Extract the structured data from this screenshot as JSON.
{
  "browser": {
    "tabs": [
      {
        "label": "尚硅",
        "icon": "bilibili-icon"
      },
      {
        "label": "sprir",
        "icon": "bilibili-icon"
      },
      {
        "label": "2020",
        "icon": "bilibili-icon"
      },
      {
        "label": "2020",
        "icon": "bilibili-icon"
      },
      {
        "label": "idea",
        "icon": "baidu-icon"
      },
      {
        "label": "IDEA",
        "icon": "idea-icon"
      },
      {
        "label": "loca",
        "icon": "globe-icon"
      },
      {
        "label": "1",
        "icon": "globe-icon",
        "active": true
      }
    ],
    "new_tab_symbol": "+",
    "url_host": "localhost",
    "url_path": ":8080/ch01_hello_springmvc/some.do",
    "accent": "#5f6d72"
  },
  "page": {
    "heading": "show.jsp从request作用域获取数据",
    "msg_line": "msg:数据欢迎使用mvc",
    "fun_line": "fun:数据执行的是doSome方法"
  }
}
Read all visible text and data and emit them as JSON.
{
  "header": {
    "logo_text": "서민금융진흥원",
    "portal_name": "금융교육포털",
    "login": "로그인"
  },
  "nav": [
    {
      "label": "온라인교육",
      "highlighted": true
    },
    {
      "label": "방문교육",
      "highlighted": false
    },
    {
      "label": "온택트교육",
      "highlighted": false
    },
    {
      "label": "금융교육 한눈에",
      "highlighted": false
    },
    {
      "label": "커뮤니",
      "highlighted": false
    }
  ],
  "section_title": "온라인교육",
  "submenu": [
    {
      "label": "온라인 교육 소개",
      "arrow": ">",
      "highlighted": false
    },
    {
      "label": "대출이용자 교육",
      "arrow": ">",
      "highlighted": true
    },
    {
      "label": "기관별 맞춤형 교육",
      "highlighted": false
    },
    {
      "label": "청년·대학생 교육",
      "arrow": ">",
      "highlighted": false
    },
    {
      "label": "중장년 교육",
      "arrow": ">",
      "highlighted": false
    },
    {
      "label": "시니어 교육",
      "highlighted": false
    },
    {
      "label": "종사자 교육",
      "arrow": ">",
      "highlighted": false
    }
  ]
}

Task prompt>
Using the records above, list each line that includes "data".

Correct output>
Extract the structured data from this screenshot as JSON.
Read all visible text and data and emit them as JSON.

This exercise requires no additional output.